## WHAT THE TASK REQUIRES
Copy the following rows line for line, word for word, leaving out the pictures.

[Rows from a dataset]
========================

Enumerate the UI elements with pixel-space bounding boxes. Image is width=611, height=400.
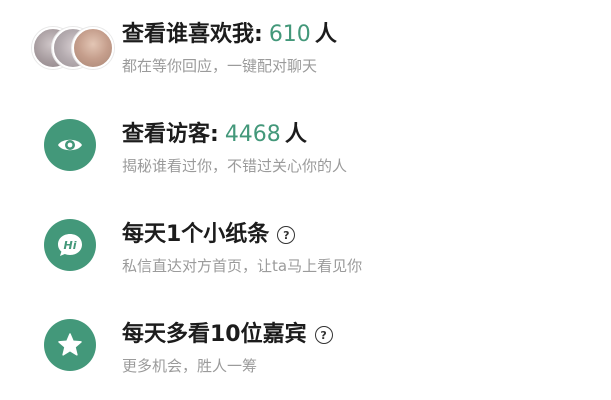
benefit-subtitle: 揭秘谁看过你，不错过关心你的人: [122, 157, 348, 175]
count-unit: 人: [284, 122, 307, 147]
title-label: 查看谁喜欢我:: [122, 22, 263, 47]
vip-benefits-list: 查看谁喜欢我: 610 人 都在等你回应，一键配对聊天 查看访客: 4468 人: [0, 0, 611, 400]
avatar: [72, 27, 114, 69]
benefit-daily-note[interactable]: Hi 每天1个小纸条 ? 私信直达对方首页，让ta马上看见你: [0, 200, 611, 290]
benefit-subtitle: 都在等你回应，一键配对聊天: [122, 57, 318, 75]
benefit-subtitle: 私信直达对方首页，让ta马上看见你: [122, 257, 363, 275]
help-icon[interactable]: ?: [277, 226, 296, 244]
benefit-text: 查看谁喜欢我: 610 人 都在等你回应，一键配对聊天: [122, 20, 592, 76]
likes-count: 610: [268, 22, 311, 47]
benefit-text: 每天1个小纸条 ? 私信直达对方首页，让ta马上看见你: [122, 220, 592, 276]
benefit-title: 查看访客: 4468 人: [122, 120, 592, 150]
benefit-subtitle: 更多机会，胜人一筹: [122, 357, 258, 375]
benefit-visitors[interactable]: 查看访客: 4468 人 揭秘谁看过你，不错过关心你的人: [0, 100, 611, 190]
star-icon: [44, 319, 96, 371]
benefit-who-likes-me[interactable]: 查看谁喜欢我: 610 人 都在等你回应，一键配对聊天: [0, 0, 611, 90]
svg-text:Hi: Hi: [64, 239, 77, 252]
count-unit: 人: [314, 22, 337, 47]
benefit-title: 每天1个小纸条 ?: [122, 220, 592, 250]
title-label: 每天1个小纸条: [122, 222, 270, 247]
eye-icon: [44, 119, 96, 171]
visitors-count: 4468: [224, 122, 281, 147]
avatar-stack: [32, 27, 114, 69]
help-icon[interactable]: ?: [314, 326, 333, 344]
hi-chat-icon: Hi: [44, 219, 96, 271]
benefit-text: 每天多看10位嘉宾 ? 更多机会，胜人一筹: [122, 320, 592, 376]
title-label: 查看访客:: [122, 122, 219, 147]
benefit-more-guests[interactable]: 每天多看10位嘉宾 ? 更多机会，胜人一筹: [0, 300, 611, 390]
benefit-title: 查看谁喜欢我: 610 人: [122, 20, 592, 50]
benefit-text: 查看访客: 4468 人 揭秘谁看过你，不错过关心你的人: [122, 120, 592, 176]
benefit-title: 每天多看10位嘉宾 ?: [122, 320, 592, 350]
title-label: 每天多看10位嘉宾: [122, 322, 307, 347]
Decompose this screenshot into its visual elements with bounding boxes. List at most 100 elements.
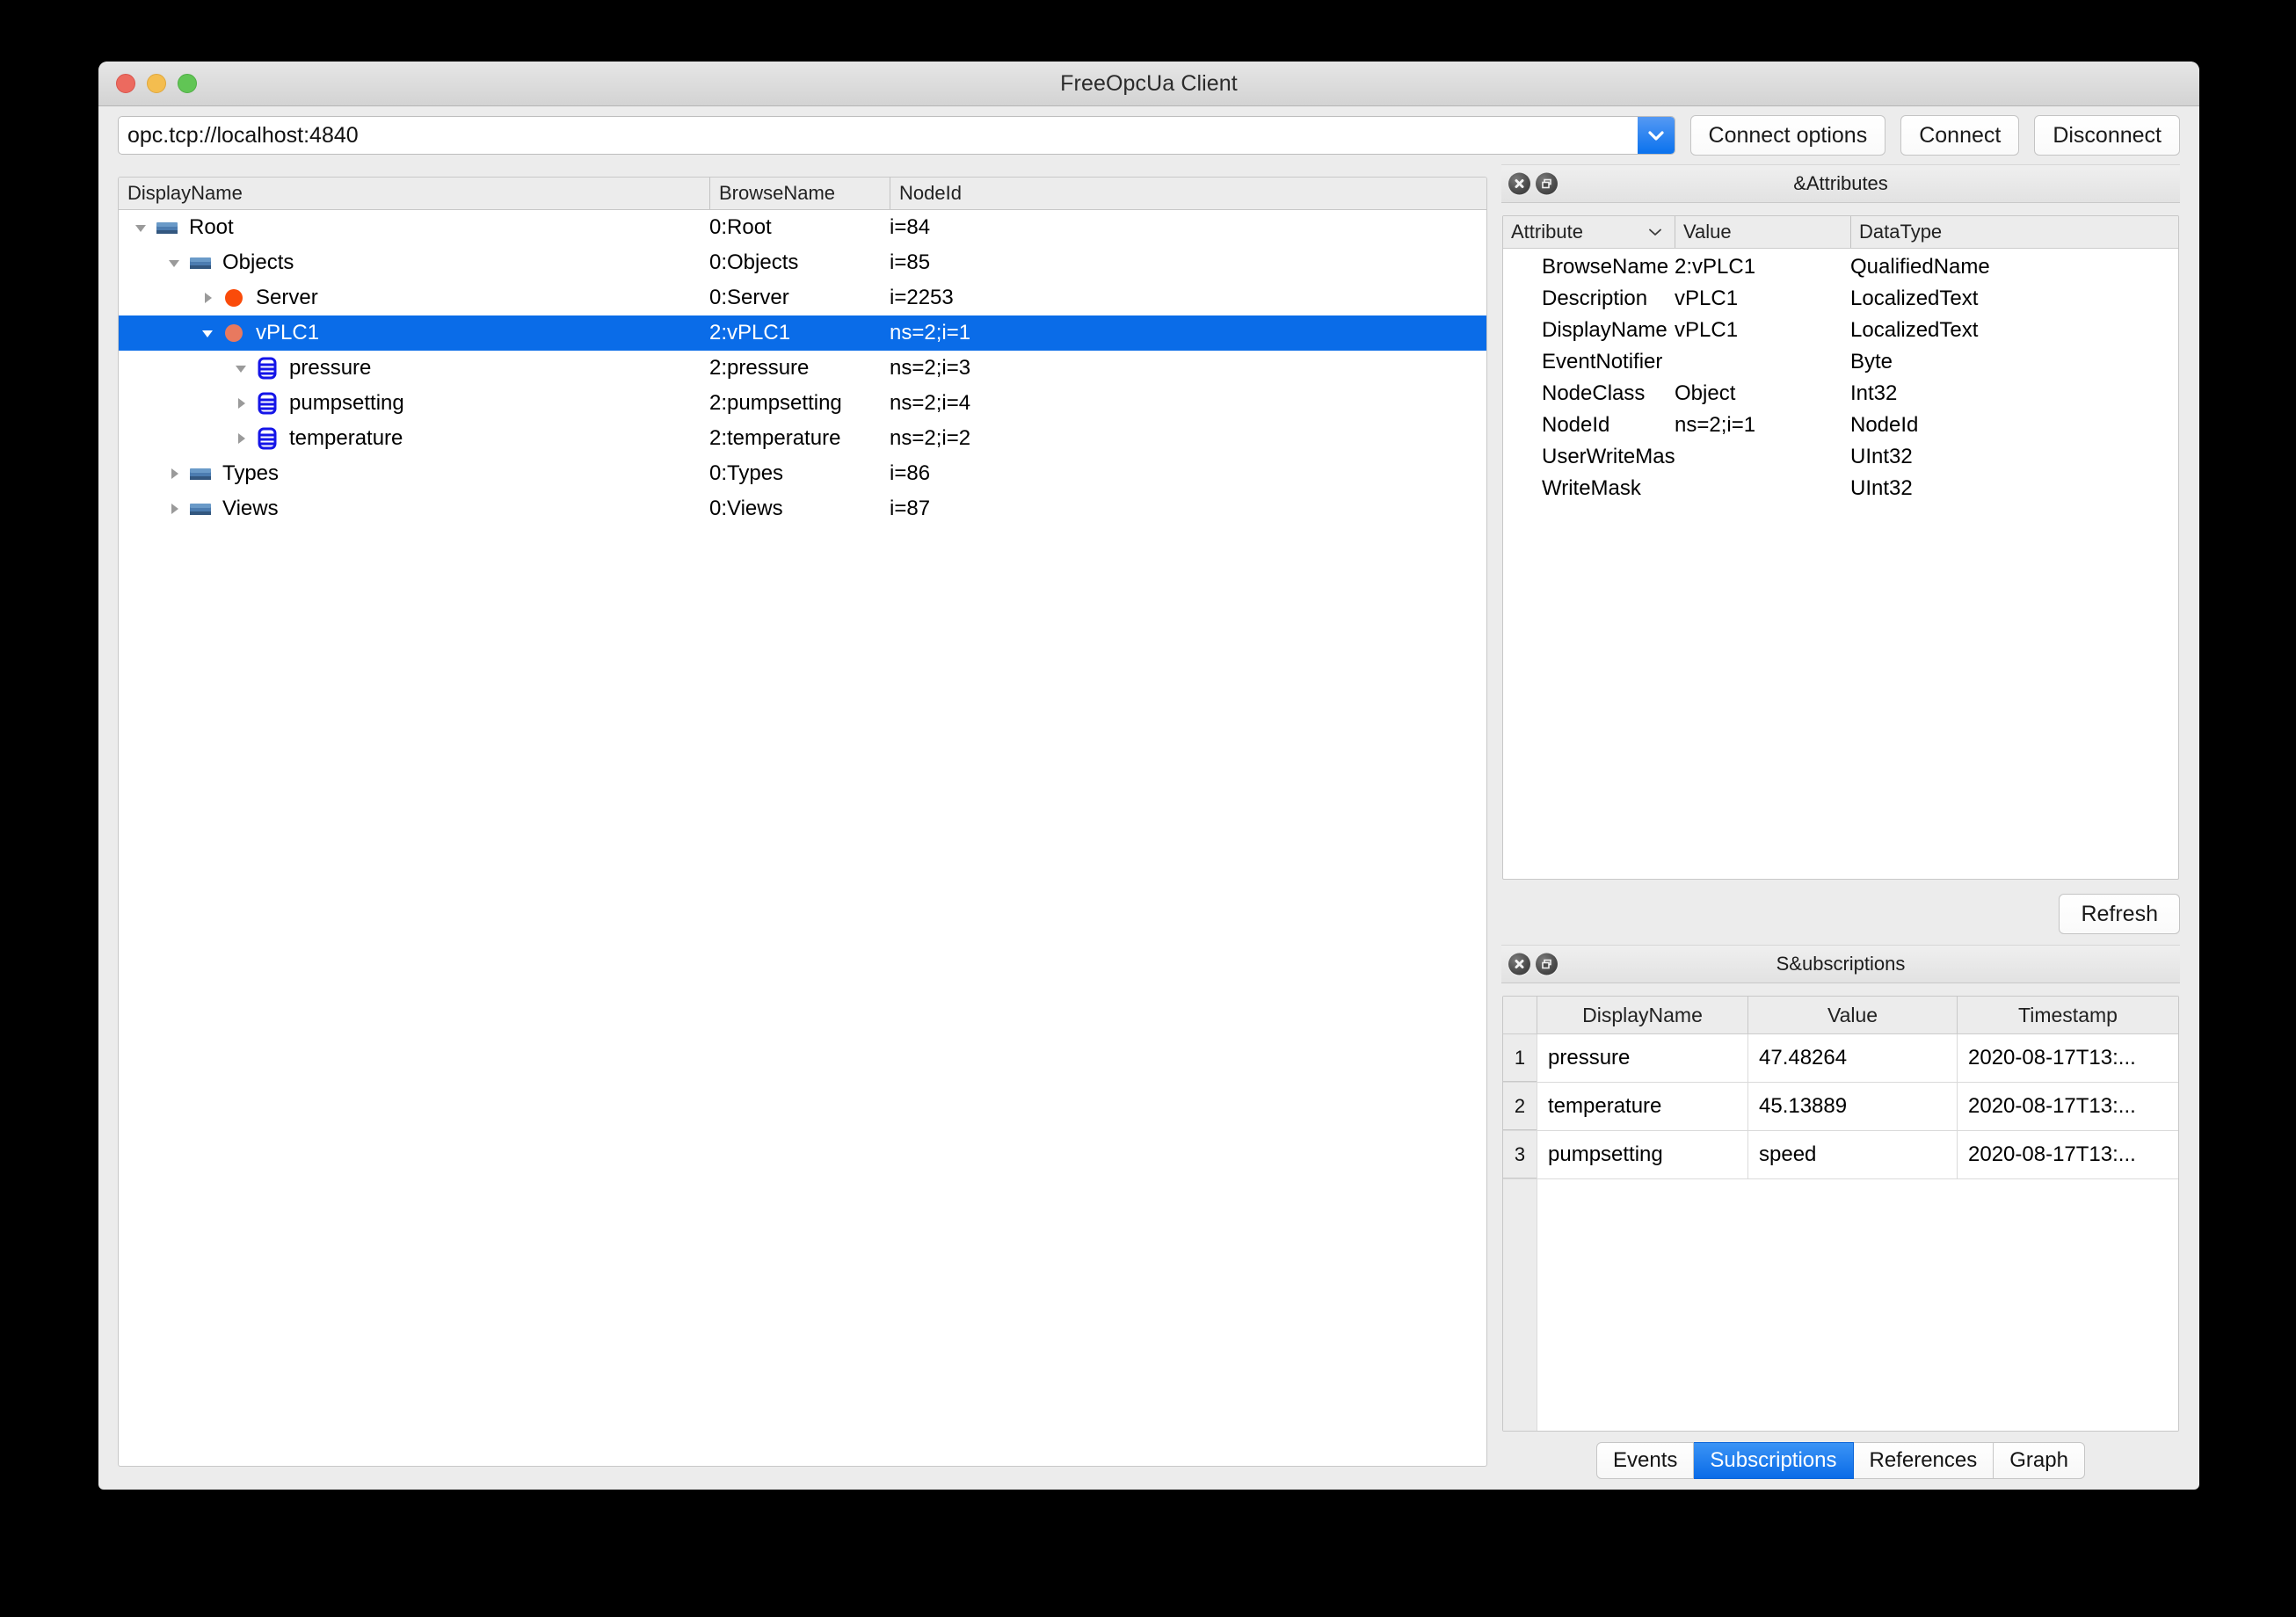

========================

## COMPLETED EXERCISE
Enumerate the UI elements with pixel-space bounding boxes. Image is width=611, height=400.
benefit-subtitle: 揭秘谁看过你，不错过关心你的人: [122, 157, 348, 175]
count-unit: 人: [284, 122, 307, 147]
title-label: 查看谁喜欢我:: [122, 22, 263, 47]
vip-benefits-list: 查看谁喜欢我: 610 人 都在等你回应，一键配对聊天 查看访客: 4468 人: [0, 0, 611, 400]
avatar: [72, 27, 114, 69]
benefit-daily-note[interactable]: Hi 每天1个小纸条 ? 私信直达对方首页，让ta马上看见你: [0, 200, 611, 290]
benefit-subtitle: 都在等你回应，一键配对聊天: [122, 57, 318, 75]
benefit-subtitle: 私信直达对方首页，让ta马上看见你: [122, 257, 363, 275]
help-icon[interactable]: ?: [277, 226, 296, 244]
benefit-text: 查看谁喜欢我: 610 人 都在等你回应，一键配对聊天: [122, 20, 592, 76]
likes-count: 610: [268, 22, 311, 47]
benefit-text: 每天1个小纸条 ? 私信直达对方首页，让ta马上看见你: [122, 220, 592, 276]
benefit-title: 查看访客: 4468 人: [122, 120, 592, 150]
benefit-subtitle: 更多机会，胜人一筹: [122, 357, 258, 375]
benefit-visitors[interactable]: 查看访客: 4468 人 揭秘谁看过你，不错过关心你的人: [0, 100, 611, 190]
star-icon: [44, 319, 96, 371]
benefit-who-likes-me[interactable]: 查看谁喜欢我: 610 人 都在等你回应，一键配对聊天: [0, 0, 611, 90]
svg-text:Hi: Hi: [64, 239, 77, 252]
count-unit: 人: [314, 22, 337, 47]
benefit-title: 每天1个小纸条 ?: [122, 220, 592, 250]
title-label: 每天1个小纸条: [122, 222, 270, 247]
eye-icon: [44, 119, 96, 171]
visitors-count: 4468: [224, 122, 281, 147]
avatar-stack: [32, 27, 114, 69]
help-icon[interactable]: ?: [314, 326, 333, 344]
hi-chat-icon: Hi: [44, 219, 96, 271]
benefit-text: 每天多看10位嘉宾 ? 更多机会，胜人一筹: [122, 320, 592, 376]
title-label: 查看访客:: [122, 122, 219, 147]
benefit-more-guests[interactable]: 每天多看10位嘉宾 ? 更多机会，胜人一筹: [0, 300, 611, 390]
benefit-title: 查看谁喜欢我: 610 人: [122, 20, 592, 50]
benefit-text: 查看访客: 4468 人 揭秘谁看过你，不错过关心你的人: [122, 120, 592, 176]
benefit-title: 每天多看10位嘉宾 ?: [122, 320, 592, 350]
title-label: 每天多看10位嘉宾: [122, 322, 307, 347]
Decompose this screenshot into its visual elements with bounding boxes. List at most 100 elements.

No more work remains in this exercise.